### Written exercise
All of the records below should be output exactly.
* begin Dataset excerpts *
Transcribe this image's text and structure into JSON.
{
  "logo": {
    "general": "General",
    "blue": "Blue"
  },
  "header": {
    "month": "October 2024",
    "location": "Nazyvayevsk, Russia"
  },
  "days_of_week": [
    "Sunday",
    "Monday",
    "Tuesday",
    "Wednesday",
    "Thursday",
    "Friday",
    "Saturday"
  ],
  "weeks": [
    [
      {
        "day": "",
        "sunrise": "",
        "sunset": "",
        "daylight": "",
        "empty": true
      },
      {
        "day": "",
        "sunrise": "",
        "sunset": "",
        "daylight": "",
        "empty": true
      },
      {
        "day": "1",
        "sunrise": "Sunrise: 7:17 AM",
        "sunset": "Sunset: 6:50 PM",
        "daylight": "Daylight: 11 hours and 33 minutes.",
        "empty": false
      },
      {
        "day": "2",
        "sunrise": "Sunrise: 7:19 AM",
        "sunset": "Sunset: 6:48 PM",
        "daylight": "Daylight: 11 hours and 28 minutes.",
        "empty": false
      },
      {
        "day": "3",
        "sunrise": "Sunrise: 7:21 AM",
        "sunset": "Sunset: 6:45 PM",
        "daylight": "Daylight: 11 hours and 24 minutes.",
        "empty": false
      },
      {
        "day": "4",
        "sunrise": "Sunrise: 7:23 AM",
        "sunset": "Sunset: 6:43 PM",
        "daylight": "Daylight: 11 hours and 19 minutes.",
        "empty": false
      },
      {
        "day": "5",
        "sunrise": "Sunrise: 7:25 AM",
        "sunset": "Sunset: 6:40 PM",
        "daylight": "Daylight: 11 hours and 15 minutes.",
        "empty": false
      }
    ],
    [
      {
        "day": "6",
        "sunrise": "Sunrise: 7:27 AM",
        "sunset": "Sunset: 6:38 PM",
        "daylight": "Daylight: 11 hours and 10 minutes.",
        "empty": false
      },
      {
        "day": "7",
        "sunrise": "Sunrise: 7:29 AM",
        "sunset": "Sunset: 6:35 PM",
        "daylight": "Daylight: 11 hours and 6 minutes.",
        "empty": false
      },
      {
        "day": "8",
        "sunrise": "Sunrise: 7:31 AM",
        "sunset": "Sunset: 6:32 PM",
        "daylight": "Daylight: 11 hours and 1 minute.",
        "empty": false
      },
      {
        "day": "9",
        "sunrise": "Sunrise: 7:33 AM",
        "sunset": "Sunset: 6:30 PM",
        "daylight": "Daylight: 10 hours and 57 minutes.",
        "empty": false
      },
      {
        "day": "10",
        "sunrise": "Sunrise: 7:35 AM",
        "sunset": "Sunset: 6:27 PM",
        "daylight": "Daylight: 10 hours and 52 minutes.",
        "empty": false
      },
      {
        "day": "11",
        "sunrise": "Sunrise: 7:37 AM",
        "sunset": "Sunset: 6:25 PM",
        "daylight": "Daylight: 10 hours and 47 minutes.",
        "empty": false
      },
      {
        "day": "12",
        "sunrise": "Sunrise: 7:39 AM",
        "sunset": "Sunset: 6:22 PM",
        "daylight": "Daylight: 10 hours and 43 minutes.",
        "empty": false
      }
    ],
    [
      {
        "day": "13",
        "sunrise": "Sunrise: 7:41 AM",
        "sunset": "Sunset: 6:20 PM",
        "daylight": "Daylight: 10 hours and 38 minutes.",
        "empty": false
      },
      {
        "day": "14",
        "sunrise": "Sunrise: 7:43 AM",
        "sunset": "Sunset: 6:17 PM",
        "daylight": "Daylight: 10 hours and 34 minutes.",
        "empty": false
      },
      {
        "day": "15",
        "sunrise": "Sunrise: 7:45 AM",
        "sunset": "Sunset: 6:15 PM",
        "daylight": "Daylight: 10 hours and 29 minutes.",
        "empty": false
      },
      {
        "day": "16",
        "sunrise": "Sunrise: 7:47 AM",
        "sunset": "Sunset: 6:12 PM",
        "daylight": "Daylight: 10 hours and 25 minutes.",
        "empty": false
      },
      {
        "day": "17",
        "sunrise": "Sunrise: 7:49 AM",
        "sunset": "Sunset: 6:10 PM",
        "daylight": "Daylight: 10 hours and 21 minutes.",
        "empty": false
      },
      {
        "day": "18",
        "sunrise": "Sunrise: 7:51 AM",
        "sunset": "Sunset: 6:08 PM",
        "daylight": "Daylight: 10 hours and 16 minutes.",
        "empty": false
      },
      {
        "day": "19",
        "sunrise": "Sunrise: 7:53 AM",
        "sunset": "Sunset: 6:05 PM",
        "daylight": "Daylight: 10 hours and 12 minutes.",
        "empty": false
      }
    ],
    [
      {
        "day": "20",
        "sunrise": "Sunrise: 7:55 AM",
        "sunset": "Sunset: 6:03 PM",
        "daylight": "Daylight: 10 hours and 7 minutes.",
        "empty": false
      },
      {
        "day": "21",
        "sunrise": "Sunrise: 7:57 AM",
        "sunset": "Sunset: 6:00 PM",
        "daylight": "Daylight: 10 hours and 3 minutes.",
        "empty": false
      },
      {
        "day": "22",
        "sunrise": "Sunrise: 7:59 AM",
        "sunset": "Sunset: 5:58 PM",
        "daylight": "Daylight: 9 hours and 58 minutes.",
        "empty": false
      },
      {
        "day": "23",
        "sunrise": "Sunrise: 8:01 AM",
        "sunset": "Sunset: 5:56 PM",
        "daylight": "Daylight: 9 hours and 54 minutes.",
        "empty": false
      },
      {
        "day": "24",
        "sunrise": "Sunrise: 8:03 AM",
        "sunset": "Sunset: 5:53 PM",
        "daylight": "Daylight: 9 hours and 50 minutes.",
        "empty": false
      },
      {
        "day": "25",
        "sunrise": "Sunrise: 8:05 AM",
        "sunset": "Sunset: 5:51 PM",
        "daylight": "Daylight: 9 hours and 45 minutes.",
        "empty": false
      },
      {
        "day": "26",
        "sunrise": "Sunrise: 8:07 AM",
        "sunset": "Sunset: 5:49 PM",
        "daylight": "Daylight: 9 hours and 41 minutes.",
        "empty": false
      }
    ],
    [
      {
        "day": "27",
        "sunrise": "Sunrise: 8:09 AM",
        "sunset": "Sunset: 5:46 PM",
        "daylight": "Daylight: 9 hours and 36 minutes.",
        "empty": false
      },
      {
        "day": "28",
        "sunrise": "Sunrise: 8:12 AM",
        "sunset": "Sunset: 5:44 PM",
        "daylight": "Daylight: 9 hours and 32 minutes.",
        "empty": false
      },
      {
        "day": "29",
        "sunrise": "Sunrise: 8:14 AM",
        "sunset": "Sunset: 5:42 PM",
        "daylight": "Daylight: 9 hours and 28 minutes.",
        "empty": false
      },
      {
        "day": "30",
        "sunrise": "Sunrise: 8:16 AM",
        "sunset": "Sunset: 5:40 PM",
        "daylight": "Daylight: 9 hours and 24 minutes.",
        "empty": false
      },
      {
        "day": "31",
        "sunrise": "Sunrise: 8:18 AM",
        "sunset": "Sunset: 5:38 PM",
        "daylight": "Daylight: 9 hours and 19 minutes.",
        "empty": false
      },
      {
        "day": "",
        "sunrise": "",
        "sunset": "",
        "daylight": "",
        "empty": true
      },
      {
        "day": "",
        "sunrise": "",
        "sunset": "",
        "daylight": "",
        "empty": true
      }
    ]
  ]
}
* end Dataset excerpts *
### The reply
Transcribe this image's text and structure into JSON.
{
  "logo": {
    "general": "General",
    "blue": "Blue"
  },
  "header": {
    "month": "October 2024",
    "location": "Nazyvayevsk, Russia"
  },
  "days_of_week": [
    "Sunday",
    "Monday",
    "Tuesday",
    "Wednesday",
    "Thursday",
    "Friday",
    "Saturday"
  ],
  "weeks": [
    [
      {
        "day": "",
        "sunrise": "",
        "sunset": "",
        "daylight": "",
        "empty": true
      },
      {
        "day": "",
        "sunrise": "",
        "sunset": "",
        "daylight": "",
        "empty": true
      },
      {
        "day": "1",
        "sunrise": "Sunrise: 7:17 AM",
        "sunset": "Sunset: 6:50 PM",
        "daylight": "Daylight: 11 hours and 33 minutes.",
        "empty": false
      },
      {
        "day": "2",
        "sunrise": "Sunrise: 7:19 AM",
        "sunset": "Sunset: 6:48 PM",
        "daylight": "Daylight: 11 hours and 28 minutes.",
        "empty": false
      },
      {
        "day": "3",
        "sunrise": "Sunrise: 7:21 AM",
        "sunset": "Sunset: 6:45 PM",
        "daylight": "Daylight: 11 hours and 24 minutes.",
        "empty": false
      },
      {
        "day": "4",
        "sunrise": "Sunrise: 7:23 AM",
        "sunset": "Sunset: 6:43 PM",
        "daylight": "Daylight: 11 hours and 19 minutes.",
        "empty": false
      },
      {
        "day": "5",
        "sunrise": "Sunrise: 7:25 AM",
        "sunset": "Sunset: 6:40 PM",
        "daylight": "Daylight: 11 hours and 15 minutes.",
        "empty": false
      }
    ],
    [
      {
        "day": "6",
        "sunrise": "Sunrise: 7:27 AM",
        "sunset": "Sunset: 6:38 PM",
        "daylight": "Daylight: 11 hours and 10 minutes.",
        "empty": false
      },
      {
        "day": "7",
        "sunrise": "Sunrise: 7:29 AM",
        "sunset": "Sunset: 6:35 PM",
        "daylight": "Daylight: 11 hours and 6 minutes.",
        "empty": false
      },
      {
        "day": "8",
        "sunrise": "Sunrise: 7:31 AM",
        "sunset": "Sunset: 6:32 PM",
        "daylight": "Daylight: 11 hours and 1 minute.",
        "empty": false
      },
      {
        "day": "9",
        "sunrise": "Sunrise: 7:33 AM",
        "sunset": "Sunset: 6:30 PM",
        "daylight": "Daylight: 10 hours and 57 minutes.",
        "empty": false
      },
      {
        "day": "10",
        "sunrise": "Sunrise: 7:35 AM",
        "sunset": "Sunset: 6:27 PM",
        "daylight": "Daylight: 10 hours and 52 minutes.",
        "empty": false
      },
      {
        "day": "11",
        "sunrise": "Sunrise: 7:37 AM",
        "sunset": "Sunset: 6:25 PM",
        "daylight": "Daylight: 10 hours and 47 minutes.",
        "empty": false
      },
      {
        "day": "12",
        "sunrise": "Sunrise: 7:39 AM",
        "sunset": "Sunset: 6:22 PM",
        "daylight": "Daylight: 10 hours and 43 minutes.",
        "empty": false
      }
    ],
    [
      {
        "day": "13",
        "sunrise": "Sunrise: 7:41 AM",
        "sunset": "Sunset: 6:20 PM",
        "daylight": "Daylight: 10 hours and 38 minutes.",
        "empty": false
      },
      {
        "day": "14",
        "sunrise": "Sunrise: 7:43 AM",
        "sunset": "Sunset: 6:17 PM",
        "daylight": "Daylight: 10 hours and 34 minutes.",
        "empty": false
      },
      {
        "day": "15",
        "sunrise": "Sunrise: 7:45 AM",
        "sunset": "Sunset: 6:15 PM",
        "daylight": "Daylight: 10 hours and 29 minutes.",
        "empty": false
      },
      {
        "day": "16",
        "sunrise": "Sunrise: 7:47 AM",
        "sunset": "Sunset: 6:12 PM",
        "daylight": "Daylight: 10 hours and 25 minutes.",
        "empty": false
      },
      {
        "day": "17",
        "sunrise": "Sunrise: 7:49 AM",
        "sunset": "Sunset: 6:10 PM",
        "daylight": "Daylight: 10 hours and 21 minutes.",
        "empty": false
      },
      {
        "day": "18",
        "sunrise": "Sunrise: 7:51 AM",
        "sunset": "Sunset: 6:08 PM",
        "daylight": "Daylight: 10 hours and 16 minutes.",
        "empty": false
      },
      {
        "day": "19",
        "sunrise": "Sunrise: 7:53 AM",
        "sunset": "Sunset: 6:05 PM",
        "daylight": "Daylight: 10 hours and 12 minutes.",
        "empty": false
      }
    ],
    [
      {
        "day": "20",
        "sunrise": "Sunrise: 7:55 AM",
        "sunset": "Sunset: 6:03 PM",
        "daylight": "Daylight: 10 hours and 7 minutes.",
        "empty": false
      },
      {
        "day": "21",
        "sunrise": "Sunrise: 7:57 AM",
        "sunset": "Sunset: 6:00 PM",
        "daylight": "Daylight: 10 hours and 3 minutes.",
        "empty": false
      },
      {
        "day": "22",
        "sunrise": "Sunrise: 7:59 AM",
        "sunset": "Sunset: 5:58 PM",
        "daylight": "Daylight: 9 hours and 58 minutes.",
        "empty": false
      },
      {
        "day": "23",
        "sunrise": "Sunrise: 8:01 AM",
        "sunset": "Sunset: 5:56 PM",
        "daylight": "Daylight: 9 hours and 54 minutes.",
        "empty": false
      },
      {
        "day": "24",
        "sunrise": "Sunrise: 8:03 AM",
        "sunset": "Sunset: 5:53 PM",
        "daylight": "Daylight: 9 hours and 50 minutes.",
        "empty": false
      },
      {
        "day": "25",
        "sunrise": "Sunrise: 8:05 AM",
        "sunset": "Sunset: 5:51 PM",
        "daylight": "Daylight: 9 hours and 45 minutes.",
        "empty": false
      },
      {
        "day": "26",
        "sunrise": "Sunrise: 8:07 AM",
        "sunset": "Sunset: 5:49 PM",
        "daylight": "Daylight: 9 hours and 41 minutes.",
        "empty": false
      }
    ],
    [
      {
        "day": "27",
        "sunrise": "Sunrise: 8:09 AM",
        "sunset": "Sunset: 5:46 PM",
        "daylight": "Daylight: 9 hours and 36 minutes.",
        "empty": false
      },
      {
        "day": "28",
        "sunrise": "Sunrise: 8:12 AM",
        "sunset": "Sunset: 5:44 PM",
        "daylight": "Daylight: 9 hours and 32 minutes.",
        "empty": false
      },
      {
        "day": "29",
        "sunrise": "Sunrise: 8:14 AM",
        "sunset": "Sunset: 5:42 PM",
        "daylight": "Daylight: 9 hours and 28 minutes.",
        "empty": false
      },
      {
        "day": "30",
        "sunrise": "Sunrise: 8:16 AM",
        "sunset": "Sunset: 5:40 PM",
        "daylight": "Daylight: 9 hours and 24 minutes.",
        "empty": false
      },
      {
        "day": "31",
        "sunrise": "Sunrise: 8:18 AM",
        "sunset": "Sunset: 5:38 PM",
        "daylight": "Daylight: 9 hours and 19 minutes.",
        "empty": false
      },
      {
        "day": "",
        "sunrise": "",
        "sunset": "",
        "daylight": "",
        "empty": true
      },
      {
        "day": "",
        "sunrise": "",
        "sunset": "",
        "daylight": "",
        "empty": true
      }
    ]
  ]
}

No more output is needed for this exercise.